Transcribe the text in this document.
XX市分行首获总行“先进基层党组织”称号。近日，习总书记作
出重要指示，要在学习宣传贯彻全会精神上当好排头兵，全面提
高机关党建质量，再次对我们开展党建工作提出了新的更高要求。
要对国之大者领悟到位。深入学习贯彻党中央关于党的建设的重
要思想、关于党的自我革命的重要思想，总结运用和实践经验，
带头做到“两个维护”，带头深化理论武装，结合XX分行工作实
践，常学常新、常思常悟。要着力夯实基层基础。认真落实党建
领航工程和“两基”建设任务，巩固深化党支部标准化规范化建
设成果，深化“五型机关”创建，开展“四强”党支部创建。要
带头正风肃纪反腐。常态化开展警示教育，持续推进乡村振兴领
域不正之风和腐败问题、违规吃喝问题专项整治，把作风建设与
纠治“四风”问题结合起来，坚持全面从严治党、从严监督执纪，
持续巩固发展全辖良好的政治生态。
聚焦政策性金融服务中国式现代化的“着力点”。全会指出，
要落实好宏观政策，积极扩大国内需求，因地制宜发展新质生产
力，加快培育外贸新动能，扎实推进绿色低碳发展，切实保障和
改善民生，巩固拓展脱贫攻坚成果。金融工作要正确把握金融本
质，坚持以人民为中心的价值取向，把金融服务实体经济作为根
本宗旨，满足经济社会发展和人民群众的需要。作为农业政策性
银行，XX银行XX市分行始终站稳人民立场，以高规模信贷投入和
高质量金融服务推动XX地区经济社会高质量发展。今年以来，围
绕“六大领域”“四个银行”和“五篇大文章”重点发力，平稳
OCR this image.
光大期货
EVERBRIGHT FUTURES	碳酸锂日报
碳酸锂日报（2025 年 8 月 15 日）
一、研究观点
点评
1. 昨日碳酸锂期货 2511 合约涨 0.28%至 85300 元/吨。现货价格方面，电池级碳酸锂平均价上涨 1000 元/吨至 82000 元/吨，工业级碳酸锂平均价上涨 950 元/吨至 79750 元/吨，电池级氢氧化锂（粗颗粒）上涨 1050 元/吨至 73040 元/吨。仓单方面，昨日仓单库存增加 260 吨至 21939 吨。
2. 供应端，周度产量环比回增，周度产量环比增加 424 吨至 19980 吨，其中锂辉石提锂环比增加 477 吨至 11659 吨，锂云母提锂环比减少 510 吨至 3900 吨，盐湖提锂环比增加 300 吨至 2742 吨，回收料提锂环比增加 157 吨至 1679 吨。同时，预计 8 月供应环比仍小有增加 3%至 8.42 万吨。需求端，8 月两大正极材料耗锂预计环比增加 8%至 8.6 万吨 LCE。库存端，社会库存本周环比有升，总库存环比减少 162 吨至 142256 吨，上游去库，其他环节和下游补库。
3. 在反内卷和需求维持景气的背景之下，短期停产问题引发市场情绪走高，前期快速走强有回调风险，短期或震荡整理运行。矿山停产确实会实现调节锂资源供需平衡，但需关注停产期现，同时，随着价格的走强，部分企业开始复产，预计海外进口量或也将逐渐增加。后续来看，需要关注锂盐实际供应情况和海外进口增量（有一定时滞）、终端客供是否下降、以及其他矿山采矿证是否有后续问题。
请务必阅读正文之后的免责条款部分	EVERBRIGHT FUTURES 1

Instructions to follow |
Only the lines from the one containing "OCR this image." to the end of the data should be printed, exactly as they stand.

Response for this exercise |
OCR this image.
光大期货
EVERBRIGHT FUTURES	碳酸锂日报
碳酸锂日报（2025 年 8 月 15 日）
一、研究观点
点评
1. 昨日碳酸锂期货 2511 合约涨 0.28%至 85300 元/吨。现货价格方面，电池级碳酸锂平均价上涨 1000 元/吨至 82000 元/吨，工业级碳酸锂平均价上涨 950 元/吨至 79750 元/吨，电池级氢氧化锂（粗颗粒）上涨 1050 元/吨至 73040 元/吨。仓单方面，昨日仓单库存增加 260 吨至 21939 吨。
2. 供应端，周度产量环比回增，周度产量环比增加 424 吨至 19980 吨，其中锂辉石提锂环比增加 477 吨至 11659 吨，锂云母提锂环比减少 510 吨至 3900 吨，盐湖提锂环比增加 300 吨至 2742 吨，回收料提锂环比增加 157 吨至 1679 吨。同时，预计 8 月供应环比仍小有增加 3%至 8.42 万吨。需求端，8 月两大正极材料耗锂预计环比增加 8%至 8.6 万吨 LCE。库存端，社会库存本周环比有升，总库存环比减少 162 吨至 142256 吨，上游去库，其他环节和下游补库。
3. 在反内卷和需求维持景气的背景之下，短期停产问题引发市场情绪走高，前期快速走强有回调风险，短期或震荡整理运行。矿山停产确实会实现调节锂资源供需平衡，但需关注停产期现，同时，随着价格的走强，部分企业开始复产，预计海外进口量或也将逐渐增加。后续来看，需要关注锂盐实际供应情况和海外进口增量（有一定时滞）、终端客供是否下降、以及其他矿山采矿证是否有后续问题。
请务必阅读正文之后的免责条款部分	EVERBRIGHT FUTURES 1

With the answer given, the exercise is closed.